What is required ▸ Copy every line of the entries below, character for character, without changing anything.

(Item position entries)
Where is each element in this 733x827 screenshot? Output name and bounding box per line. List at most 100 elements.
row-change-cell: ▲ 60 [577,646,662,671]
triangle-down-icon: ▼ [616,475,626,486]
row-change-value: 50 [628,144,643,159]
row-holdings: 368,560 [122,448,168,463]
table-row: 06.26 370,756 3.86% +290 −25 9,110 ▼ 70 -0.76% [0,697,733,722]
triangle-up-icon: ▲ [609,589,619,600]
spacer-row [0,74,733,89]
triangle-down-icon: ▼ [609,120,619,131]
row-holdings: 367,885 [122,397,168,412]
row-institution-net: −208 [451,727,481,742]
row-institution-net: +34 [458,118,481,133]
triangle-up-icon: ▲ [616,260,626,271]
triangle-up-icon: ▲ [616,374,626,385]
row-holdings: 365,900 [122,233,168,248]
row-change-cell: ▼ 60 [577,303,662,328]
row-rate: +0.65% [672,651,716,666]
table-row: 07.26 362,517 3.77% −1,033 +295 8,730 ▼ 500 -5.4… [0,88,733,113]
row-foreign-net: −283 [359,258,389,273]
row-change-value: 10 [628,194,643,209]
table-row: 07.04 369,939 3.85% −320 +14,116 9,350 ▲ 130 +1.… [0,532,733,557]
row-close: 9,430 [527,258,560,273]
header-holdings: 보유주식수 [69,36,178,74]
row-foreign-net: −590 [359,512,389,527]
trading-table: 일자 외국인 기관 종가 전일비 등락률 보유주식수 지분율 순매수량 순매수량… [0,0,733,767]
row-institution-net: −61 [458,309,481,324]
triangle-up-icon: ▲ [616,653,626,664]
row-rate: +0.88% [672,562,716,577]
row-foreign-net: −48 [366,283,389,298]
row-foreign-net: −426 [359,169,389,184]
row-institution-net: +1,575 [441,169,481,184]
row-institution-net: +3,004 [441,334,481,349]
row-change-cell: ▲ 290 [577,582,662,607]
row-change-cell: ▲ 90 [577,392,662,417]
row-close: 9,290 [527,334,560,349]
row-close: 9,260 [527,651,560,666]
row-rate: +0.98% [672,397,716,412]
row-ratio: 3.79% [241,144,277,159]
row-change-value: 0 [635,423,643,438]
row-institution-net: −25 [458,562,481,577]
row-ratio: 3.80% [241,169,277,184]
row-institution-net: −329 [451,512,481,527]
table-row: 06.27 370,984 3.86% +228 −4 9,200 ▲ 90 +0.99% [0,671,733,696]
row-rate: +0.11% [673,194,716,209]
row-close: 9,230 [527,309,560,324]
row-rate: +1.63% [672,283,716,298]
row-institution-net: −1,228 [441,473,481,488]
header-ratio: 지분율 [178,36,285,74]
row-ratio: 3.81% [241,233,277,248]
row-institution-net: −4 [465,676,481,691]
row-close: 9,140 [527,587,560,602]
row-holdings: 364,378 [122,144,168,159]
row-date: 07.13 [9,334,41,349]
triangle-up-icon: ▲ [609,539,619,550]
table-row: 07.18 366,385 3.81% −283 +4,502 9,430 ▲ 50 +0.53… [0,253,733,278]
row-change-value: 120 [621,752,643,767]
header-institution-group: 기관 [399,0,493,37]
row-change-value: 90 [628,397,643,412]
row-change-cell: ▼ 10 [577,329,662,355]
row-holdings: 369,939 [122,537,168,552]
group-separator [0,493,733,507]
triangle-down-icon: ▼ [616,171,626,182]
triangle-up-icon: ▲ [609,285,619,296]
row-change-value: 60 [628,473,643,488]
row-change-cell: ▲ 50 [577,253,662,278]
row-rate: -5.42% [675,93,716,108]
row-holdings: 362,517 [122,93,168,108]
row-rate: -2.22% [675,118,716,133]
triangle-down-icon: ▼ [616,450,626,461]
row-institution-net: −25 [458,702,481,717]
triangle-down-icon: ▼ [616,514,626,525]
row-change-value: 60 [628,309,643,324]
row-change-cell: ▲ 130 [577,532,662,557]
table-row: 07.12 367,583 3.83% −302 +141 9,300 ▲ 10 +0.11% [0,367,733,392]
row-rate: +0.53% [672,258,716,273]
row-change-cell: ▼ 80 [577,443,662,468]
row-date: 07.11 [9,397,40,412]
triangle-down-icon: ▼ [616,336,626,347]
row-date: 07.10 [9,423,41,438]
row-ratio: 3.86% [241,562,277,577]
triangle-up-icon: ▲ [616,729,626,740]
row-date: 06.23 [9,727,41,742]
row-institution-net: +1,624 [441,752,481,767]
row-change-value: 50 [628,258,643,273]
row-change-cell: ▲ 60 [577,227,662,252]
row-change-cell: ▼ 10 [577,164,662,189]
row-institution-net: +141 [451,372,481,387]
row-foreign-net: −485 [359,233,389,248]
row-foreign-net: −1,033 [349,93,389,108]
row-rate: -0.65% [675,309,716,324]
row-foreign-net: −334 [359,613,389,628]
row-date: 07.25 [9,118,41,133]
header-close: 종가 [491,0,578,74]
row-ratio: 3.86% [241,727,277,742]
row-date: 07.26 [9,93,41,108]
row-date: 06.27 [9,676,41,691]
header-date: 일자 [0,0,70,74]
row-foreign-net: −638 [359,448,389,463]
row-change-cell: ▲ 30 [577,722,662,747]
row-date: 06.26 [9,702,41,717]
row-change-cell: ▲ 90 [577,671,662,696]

Solution to this exercise ▸
Where is each element in this 733x827 screenshot? Output name and bounding box per line. List at most 100 elements.
row-change-cell: ▲ 60 [577,646,662,671]
triangle-down-icon: ▼ [616,475,626,486]
row-change-value: 50 [628,144,643,159]
row-holdings: 368,560 [122,448,168,463]
table-row: 06.26 370,756 3.86% +290 −25 9,110 ▼ 70 -0.76% [0,697,733,722]
triangle-up-icon: ▲ [609,589,619,600]
spacer-row [0,74,733,89]
triangle-down-icon: ▼ [609,120,619,131]
row-holdings: 367,885 [122,397,168,412]
row-institution-net: −208 [451,727,481,742]
row-institution-net: +34 [458,118,481,133]
triangle-up-icon: ▲ [616,260,626,271]
triangle-up-icon: ▲ [616,374,626,385]
row-holdings: 365,900 [122,233,168,248]
row-change-cell: ▼ 60 [577,303,662,328]
row-rate: +0.65% [672,651,716,666]
table-row: 07.26 362,517 3.77% −1,033 +295 8,730 ▼ 500 -5.4… [0,88,733,113]
row-foreign-net: −283 [359,258,389,273]
row-change-value: 10 [628,194,643,209]
table-row: 07.04 369,939 3.85% −320 +14,116 9,350 ▲ 130 +1.… [0,532,733,557]
row-close: 9,430 [527,258,560,273]
header-holdings: 보유주식수 [69,36,178,74]
row-foreign-net: −590 [359,512,389,527]
trading-table: 일자 외국인 기관 종가 전일비 등락률 보유주식수 지분율 순매수량 순매수량… [0,0,733,767]
row-institution-net: −61 [458,309,481,324]
triangle-up-icon: ▲ [616,653,626,664]
row-rate: +0.88% [672,562,716,577]
row-foreign-net: −48 [366,283,389,298]
row-foreign-net: −426 [359,169,389,184]
row-institution-net: +1,575 [441,169,481,184]
row-institution-net: +3,004 [441,334,481,349]
row-change-cell: ▲ 290 [577,582,662,607]
row-change-cell: ▲ 90 [577,392,662,417]
row-close: 9,290 [527,334,560,349]
row-close: 9,260 [527,651,560,666]
row-rate: +0.98% [672,397,716,412]
row-ratio: 3.79% [241,144,277,159]
row-change-value: 0 [635,423,643,438]
row-institution-net: −25 [458,562,481,577]
row-ratio: 3.80% [241,169,277,184]
row-institution-net: −329 [451,512,481,527]
table-row: 06.27 370,984 3.86% +228 −4 9,200 ▲ 90 +0.99% [0,671,733,696]
row-rate: +0.11% [673,194,716,209]
row-close: 9,230 [527,309,560,324]
row-rate: +1.63% [672,283,716,298]
row-institution-net: −1,228 [441,473,481,488]
header-ratio: 지분율 [178,36,285,74]
row-ratio: 3.81% [241,233,277,248]
row-institution-net: −4 [465,676,481,691]
row-close: 9,140 [527,587,560,602]
row-holdings: 364,378 [122,144,168,159]
row-date: 07.13 [9,334,41,349]
triangle-up-icon: ▲ [609,539,619,550]
table-row: 07.18 366,385 3.81% −283 +4,502 9,430 ▲ 50 +0.53… [0,253,733,278]
row-change-value: 120 [621,752,643,767]
header-institution-group: 기관 [399,0,493,37]
row-change-value: 90 [628,397,643,412]
row-change-cell: ▼ 10 [577,329,662,355]
row-holdings: 369,939 [122,537,168,552]
group-separator [0,493,733,507]
triangle-down-icon: ▼ [616,171,626,182]
triangle-up-icon: ▲ [609,285,619,296]
row-change-value: 60 [628,473,643,488]
row-change-cell: ▲ 50 [577,253,662,278]
row-rate: -5.42% [675,93,716,108]
row-holdings: 362,517 [122,93,168,108]
row-rate: -2.22% [675,118,716,133]
triangle-down-icon: ▼ [616,450,626,461]
row-institution-net: −25 [458,702,481,717]
triangle-down-icon: ▼ [616,514,626,525]
row-change-value: 60 [628,309,643,324]
row-change-cell: ▲ 130 [577,532,662,557]
table-row: 07.12 367,583 3.83% −302 +141 9,300 ▲ 10 +0.11% [0,367,733,392]
row-rate: +0.53% [672,258,716,273]
row-change-cell: ▼ 80 [577,443,662,468]
row-date: 07.11 [9,397,40,412]
triangle-down-icon: ▼ [616,336,626,347]
row-date: 07.10 [9,423,41,438]
row-ratio: 3.86% [241,562,277,577]
triangle-up-icon: ▲ [616,729,626,740]
row-date: 06.23 [9,727,41,742]
row-institution-net: +1,624 [441,752,481,767]
row-change-value: 50 [628,258,643,273]
row-change-cell: ▲ 60 [577,227,662,252]
row-change-cell: ▼ 10 [577,164,662,189]
row-institution-net: +141 [451,372,481,387]
row-foreign-net: −485 [359,233,389,248]
row-foreign-net: −1,033 [349,93,389,108]
row-rate: -0.65% [675,309,716,324]
row-foreign-net: −334 [359,613,389,628]
row-date: 07.25 [9,118,41,133]
header-close: 종가 [491,0,578,74]
row-ratio: 3.86% [241,727,277,742]
row-date: 07.26 [9,93,41,108]
row-date: 06.27 [9,676,41,691]
header-date: 일자 [0,0,70,74]
row-foreign-net: −638 [359,448,389,463]
row-change-cell: ▲ 30 [577,722,662,747]
row-date: 06.26 [9,702,41,717]
row-change-cell: ▲ 90 [577,671,662,696]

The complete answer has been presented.